[BEGIN]
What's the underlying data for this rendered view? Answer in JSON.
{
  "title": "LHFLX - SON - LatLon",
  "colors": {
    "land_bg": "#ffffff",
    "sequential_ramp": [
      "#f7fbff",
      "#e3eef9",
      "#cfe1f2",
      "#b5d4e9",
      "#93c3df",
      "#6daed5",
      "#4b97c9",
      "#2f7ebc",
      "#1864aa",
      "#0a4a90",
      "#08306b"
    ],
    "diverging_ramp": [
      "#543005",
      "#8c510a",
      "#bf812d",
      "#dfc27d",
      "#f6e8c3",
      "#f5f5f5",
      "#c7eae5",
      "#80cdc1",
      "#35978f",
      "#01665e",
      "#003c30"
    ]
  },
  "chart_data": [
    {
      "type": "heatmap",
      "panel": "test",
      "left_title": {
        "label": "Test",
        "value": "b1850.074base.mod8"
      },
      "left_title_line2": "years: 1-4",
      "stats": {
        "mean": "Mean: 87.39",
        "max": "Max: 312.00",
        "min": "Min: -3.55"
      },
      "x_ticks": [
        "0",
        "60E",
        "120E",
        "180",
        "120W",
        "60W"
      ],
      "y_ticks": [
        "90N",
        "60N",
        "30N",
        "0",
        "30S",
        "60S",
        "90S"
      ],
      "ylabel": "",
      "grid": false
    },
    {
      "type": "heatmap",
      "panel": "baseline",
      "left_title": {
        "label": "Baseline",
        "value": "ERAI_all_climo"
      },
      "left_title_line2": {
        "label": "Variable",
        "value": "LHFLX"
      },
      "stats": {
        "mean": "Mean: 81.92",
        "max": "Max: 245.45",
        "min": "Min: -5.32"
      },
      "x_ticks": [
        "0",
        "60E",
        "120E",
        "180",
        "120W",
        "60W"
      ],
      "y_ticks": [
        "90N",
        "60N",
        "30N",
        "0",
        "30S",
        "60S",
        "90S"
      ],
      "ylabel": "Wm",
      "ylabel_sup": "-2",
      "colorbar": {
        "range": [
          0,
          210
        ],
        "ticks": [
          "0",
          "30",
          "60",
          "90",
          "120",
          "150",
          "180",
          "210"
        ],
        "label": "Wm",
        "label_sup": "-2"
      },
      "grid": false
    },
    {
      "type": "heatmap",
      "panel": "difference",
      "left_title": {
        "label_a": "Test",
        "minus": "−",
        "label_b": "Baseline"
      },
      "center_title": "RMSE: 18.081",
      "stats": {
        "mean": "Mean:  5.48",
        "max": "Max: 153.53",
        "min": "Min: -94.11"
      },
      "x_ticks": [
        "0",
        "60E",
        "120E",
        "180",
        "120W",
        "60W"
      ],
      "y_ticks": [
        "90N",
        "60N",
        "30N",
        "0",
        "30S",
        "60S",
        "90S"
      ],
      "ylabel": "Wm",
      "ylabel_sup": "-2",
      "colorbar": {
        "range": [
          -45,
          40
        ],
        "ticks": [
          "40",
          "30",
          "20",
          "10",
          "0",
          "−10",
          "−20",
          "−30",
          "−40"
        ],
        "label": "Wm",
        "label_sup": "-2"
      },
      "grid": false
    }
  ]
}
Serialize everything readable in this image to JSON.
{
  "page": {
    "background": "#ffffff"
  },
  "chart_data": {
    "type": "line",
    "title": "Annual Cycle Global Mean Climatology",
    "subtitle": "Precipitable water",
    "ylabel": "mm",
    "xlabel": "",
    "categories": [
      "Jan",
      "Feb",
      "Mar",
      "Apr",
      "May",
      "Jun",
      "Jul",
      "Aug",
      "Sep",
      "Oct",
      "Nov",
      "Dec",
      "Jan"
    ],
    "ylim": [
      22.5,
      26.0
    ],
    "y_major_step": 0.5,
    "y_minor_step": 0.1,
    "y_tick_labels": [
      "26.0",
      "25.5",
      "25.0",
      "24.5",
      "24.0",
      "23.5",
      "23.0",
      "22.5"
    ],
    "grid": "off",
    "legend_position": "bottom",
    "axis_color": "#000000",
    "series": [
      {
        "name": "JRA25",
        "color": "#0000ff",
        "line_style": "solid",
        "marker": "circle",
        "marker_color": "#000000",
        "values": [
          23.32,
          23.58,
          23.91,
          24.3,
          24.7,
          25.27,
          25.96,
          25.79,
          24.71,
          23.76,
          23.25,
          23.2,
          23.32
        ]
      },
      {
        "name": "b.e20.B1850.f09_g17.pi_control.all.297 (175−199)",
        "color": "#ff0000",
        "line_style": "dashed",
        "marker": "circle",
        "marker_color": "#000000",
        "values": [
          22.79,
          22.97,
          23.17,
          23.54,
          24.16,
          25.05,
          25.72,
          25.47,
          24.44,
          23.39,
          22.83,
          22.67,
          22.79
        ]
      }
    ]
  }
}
[END]
=== GIVEN EXERCISE ===
Your task is to retype all the records above with nothing left out.

=== TASK RESPONSE ===
What's the underlying data for this rendered view? Answer in JSON.
{
  "title": "LHFLX - SON - LatLon",
  "colors": {
    "land_bg": "#ffffff",
    "sequential_ramp": [
      "#f7fbff",
      "#e3eef9",
      "#cfe1f2",
      "#b5d4e9",
      "#93c3df",
      "#6daed5",
      "#4b97c9",
      "#2f7ebc",
      "#1864aa",
      "#0a4a90",
      "#08306b"
    ],
    "diverging_ramp": [
      "#543005",
      "#8c510a",
      "#bf812d",
      "#dfc27d",
      "#f6e8c3",
      "#f5f5f5",
      "#c7eae5",
      "#80cdc1",
      "#35978f",
      "#01665e",
      "#003c30"
    ]
  },
  "chart_data": [
    {
      "type": "heatmap",
      "panel": "test",
      "left_title": {
        "label": "Test",
        "value": "b1850.074base.mod8"
      },
      "left_title_line2": "years: 1-4",
      "stats": {
        "mean": "Mean: 87.39",
        "max": "Max: 312.00",
        "min": "Min: -3.55"
      },
      "x_ticks": [
        "0",
        "60E",
        "120E",
        "180",
        "120W",
        "60W"
      ],
      "y_ticks": [
        "90N",
        "60N",
        "30N",
        "0",
        "30S",
        "60S",
        "90S"
      ],
      "ylabel": "",
      "grid": false
    },
    {
      "type": "heatmap",
      "panel": "baseline",
      "left_title": {
        "label": "Baseline",
        "value": "ERAI_all_climo"
      },
      "left_title_line2": {
        "label": "Variable",
        "value": "LHFLX"
      },
      "stats": {
        "mean": "Mean: 81.92",
        "max": "Max: 245.45",
        "min": "Min: -5.32"
      },
      "x_ticks": [
        "0",
        "60E",
        "120E",
        "180",
        "120W",
        "60W"
      ],
      "y_ticks": [
        "90N",
        "60N",
        "30N",
        "0",
        "30S",
        "60S",
        "90S"
      ],
      "ylabel": "Wm",
      "ylabel_sup": "-2",
      "colorbar": {
        "range": [
          0,
          210
        ],
        "ticks": [
          "0",
          "30",
          "60",
          "90",
          "120",
          "150",
          "180",
          "210"
        ],
        "label": "Wm",
        "label_sup": "-2"
      },
      "grid": false
    },
    {
      "type": "heatmap",
      "panel": "difference",
      "left_title": {
        "label_a": "Test",
        "minus": "−",
        "label_b": "Baseline"
      },
      "center_title": "RMSE: 18.081",
      "stats": {
        "mean": "Mean:  5.48",
        "max": "Max: 153.53",
        "min": "Min: -94.11"
      },
      "x_ticks": [
        "0",
        "60E",
        "120E",
        "180",
        "120W",
        "60W"
      ],
      "y_ticks": [
        "90N",
        "60N",
        "30N",
        "0",
        "30S",
        "60S",
        "90S"
      ],
      "ylabel": "Wm",
      "ylabel_sup": "-2",
      "colorbar": {
        "range": [
          -45,
          40
        ],
        "ticks": [
          "40",
          "30",
          "20",
          "10",
          "0",
          "−10",
          "−20",
          "−30",
          "−40"
        ],
        "label": "Wm",
        "label_sup": "-2"
      },
      "grid": false
    }
  ]
}
Serialize everything readable in this image to JSON.
{
  "page": {
    "background": "#ffffff"
  },
  "chart_data": {
    "type": "line",
    "title": "Annual Cycle Global Mean Climatology",
    "subtitle": "Precipitable water",
    "ylabel": "mm",
    "xlabel": "",
    "categories": [
      "Jan",
      "Feb",
      "Mar",
      "Apr",
      "May",
      "Jun",
      "Jul",
      "Aug",
      "Sep",
      "Oct",
      "Nov",
      "Dec",
      "Jan"
    ],
    "ylim": [
      22.5,
      26.0
    ],
    "y_major_step": 0.5,
    "y_minor_step": 0.1,
    "y_tick_labels": [
      "26.0",
      "25.5",
      "25.0",
      "24.5",
      "24.0",
      "23.5",
      "23.0",
      "22.5"
    ],
    "grid": "off",
    "legend_position": "bottom",
    "axis_color": "#000000",
    "series": [
      {
        "name": "JRA25",
        "color": "#0000ff",
        "line_style": "solid",
        "marker": "circle",
        "marker_color": "#000000",
        "values": [
          23.32,
          23.58,
          23.91,
          24.3,
          24.7,
          25.27,
          25.96,
          25.79,
          24.71,
          23.76,
          23.25,
          23.2,
          23.32
        ]
      },
      {
        "name": "b.e20.B1850.f09_g17.pi_control.all.297 (175−199)",
        "color": "#ff0000",
        "line_style": "dashed",
        "marker": "circle",
        "marker_color": "#000000",
        "values": [
          22.79,
          22.97,
          23.17,
          23.54,
          24.16,
          25.05,
          25.72,
          25.47,
          24.44,
          23.39,
          22.83,
          22.67,
          22.79
        ]
      }
    ]
  }
}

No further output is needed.